[Trecho citado]

A Constituição de 1988 consagra o devido processo legal nos aspectos substantivo e processual nos incisos LIV e LV do art. 5º, respectivamente. Em sua evolução histórica, o princípio do due process of law dilatou sua compreensão processual ou adjetiva (garantia de um procedimento judicial justo, com direito de defesa) para, a latere, uma conceituação substantiva ou material no direito norte-americano, como limitação do mérito das ações estatais, exigente da elaboração normativa com justiça, reasonableness (razoabilidade) e racionality (racionalidade), devendo ostentar real e substancial nexo com o objetivo que se quer atingir. No direito germânico, o princípio da proporcionalidade (proibição do excesso) impõe a avaliação da compatibilidade entre meios e fins, de modo a evitar restrições desnecessárias ou abusivas contra os direitos fundamentais. No fundo, entrosam-se tais conceitos com a dimensão da igualdade na lei (proibição de normas discriminatórias desarrazoadas) e perante a lei (vedação da execução da norma com tratamento discriminatório desarrazoado).

Por força desse princípio é necessário que a norma passe pelo denominado “teste de razoabilidade”, de maneira que preencha os seguintes elementos: adequação (aptidão a produção do resultado desejado), necessidade (infungibilidade por outro meio menos gravoso e igualmente eficaz) e proporcionalidade em sentido estrito (relação ponderada entre o grau de restrição de um princípio e o grau de realização do princípio contraposto).

Neste contexto, não há na lei enfocada qualquer elemento razoável para se arquitetar a obrigação nela contida e na forma concebida.

Se é lícito ao Município legislar, de forma complementar, acerca de normas de proteção ao meio ambiente (art. 24, VI, da CF), as obrigações daí geradas devem estar acompanhadas de justificativa racional que as sustente.

[Listagem]
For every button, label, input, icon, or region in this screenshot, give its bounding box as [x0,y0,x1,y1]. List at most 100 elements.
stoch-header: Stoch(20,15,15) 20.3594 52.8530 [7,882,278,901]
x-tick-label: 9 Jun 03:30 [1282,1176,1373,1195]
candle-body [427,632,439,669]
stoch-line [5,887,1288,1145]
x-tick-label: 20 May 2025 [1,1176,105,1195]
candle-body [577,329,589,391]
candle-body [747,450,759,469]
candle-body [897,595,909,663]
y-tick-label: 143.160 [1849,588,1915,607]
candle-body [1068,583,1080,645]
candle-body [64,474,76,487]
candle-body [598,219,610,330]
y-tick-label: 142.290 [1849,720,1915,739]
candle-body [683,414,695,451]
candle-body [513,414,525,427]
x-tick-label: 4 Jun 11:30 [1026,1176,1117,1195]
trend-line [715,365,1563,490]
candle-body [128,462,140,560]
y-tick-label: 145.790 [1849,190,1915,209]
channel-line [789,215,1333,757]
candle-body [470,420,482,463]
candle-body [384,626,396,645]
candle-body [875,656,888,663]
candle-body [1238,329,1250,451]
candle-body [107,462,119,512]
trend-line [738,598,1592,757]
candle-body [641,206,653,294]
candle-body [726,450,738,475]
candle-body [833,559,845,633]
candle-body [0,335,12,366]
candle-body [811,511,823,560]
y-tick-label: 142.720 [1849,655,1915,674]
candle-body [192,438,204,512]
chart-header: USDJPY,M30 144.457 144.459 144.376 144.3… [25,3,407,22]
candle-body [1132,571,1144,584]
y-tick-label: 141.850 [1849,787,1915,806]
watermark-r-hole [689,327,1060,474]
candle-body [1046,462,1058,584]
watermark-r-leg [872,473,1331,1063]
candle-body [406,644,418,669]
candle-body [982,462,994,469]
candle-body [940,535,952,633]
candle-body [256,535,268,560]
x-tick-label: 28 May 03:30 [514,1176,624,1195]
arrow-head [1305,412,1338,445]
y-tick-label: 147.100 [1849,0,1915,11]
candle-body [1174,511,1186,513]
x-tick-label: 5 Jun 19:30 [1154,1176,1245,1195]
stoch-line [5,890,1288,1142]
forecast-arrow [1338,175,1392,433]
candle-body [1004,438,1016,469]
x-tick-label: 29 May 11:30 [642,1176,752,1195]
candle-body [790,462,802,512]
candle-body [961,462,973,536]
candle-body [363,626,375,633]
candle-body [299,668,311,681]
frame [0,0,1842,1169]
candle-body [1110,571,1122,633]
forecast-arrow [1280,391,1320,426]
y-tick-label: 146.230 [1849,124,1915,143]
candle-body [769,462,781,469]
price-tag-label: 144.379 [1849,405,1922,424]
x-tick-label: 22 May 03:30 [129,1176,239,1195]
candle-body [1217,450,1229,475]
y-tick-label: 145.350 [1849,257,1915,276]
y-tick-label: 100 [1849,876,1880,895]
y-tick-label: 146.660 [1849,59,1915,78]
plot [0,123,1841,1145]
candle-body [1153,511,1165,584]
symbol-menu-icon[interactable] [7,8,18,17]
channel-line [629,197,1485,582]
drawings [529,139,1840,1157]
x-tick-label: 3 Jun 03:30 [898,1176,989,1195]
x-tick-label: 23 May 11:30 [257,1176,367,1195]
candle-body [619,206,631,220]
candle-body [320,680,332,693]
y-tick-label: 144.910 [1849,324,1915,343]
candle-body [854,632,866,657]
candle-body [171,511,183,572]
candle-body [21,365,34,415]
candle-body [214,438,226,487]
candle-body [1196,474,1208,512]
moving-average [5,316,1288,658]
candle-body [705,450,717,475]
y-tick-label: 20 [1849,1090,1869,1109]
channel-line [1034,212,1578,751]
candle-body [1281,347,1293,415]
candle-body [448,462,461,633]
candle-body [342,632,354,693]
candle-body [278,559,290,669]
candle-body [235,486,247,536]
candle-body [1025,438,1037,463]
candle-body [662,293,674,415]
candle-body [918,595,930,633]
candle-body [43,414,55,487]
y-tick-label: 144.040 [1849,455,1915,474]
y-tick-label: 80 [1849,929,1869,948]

[Objetivos]
A. Copie do trecho sobre o devido processo legal a parte que começa em "Se é lícito" e termina em "que as sustente.".
B. Resuma em duas frases o trecho sobre o devido processo legal.
C. Dê sequência ao trecho sobre o devido processo legal a partir da última frase apresentada.

[Respostas]
A.
Se é lícito ao Município legislar, de forma complementar, acerca de normas de proteção ao meio ambiente (art. 24, VI, da CF), as obrigações daí geradas devem estar acompanhadas de justificativa racional que as sustente.

B. A Constituição de 1988 consagra o devido processo legal nos aspectos substantivo e processual, e o princípio da proporcionalidade exige que a norma passe por um teste de razoabilidade com adequação, necessidade e proporcionalidade em sentido estrito. A lei enfocada não apresenta elemento razoável para a obrigação nela contida, e, embora o Município possa legislar de forma complementar sobre proteção ao meio ambiente, as obrigações daí geradas devem ter justificativa racional.

C.
A imposição de obrigação de plantio de árvores apenas aos estabelecimentos apontados na lei atacada não é razoável, tendo em vista que direcionada somente às concessionárias da cidade de Indaiatuba, que vendam veículos novos, enquanto que as montadoras de veículos, e até mesmo comerciantes de carros usados, que estejam instalados em outras cidades, não são atingidos pela mesma obrigação, embora os veículos possam vir a circular naquela urbe, onde culminam por dispersar os indesejáveis agentes poluentes, o que, de toda sorte, acaba por malferir o princípio da isonomia.

 Aliás, este tratamento desigual aos concessionários de veículos demanda a existência de relação entre o fator ou elemento discriminante, o discrímen e a finalidade da discriminação, ou seja, impende que exista uma adequação racional entre o tratamento diferençado construído e a razão diferencial que lhe serviu de supedâneo(Celso Antonio Bandeira de Mello. O Conteúdo Jurídico do Princípio da Igualdade. São Paulo: Revista dos Tribunais, 1978, p. 49).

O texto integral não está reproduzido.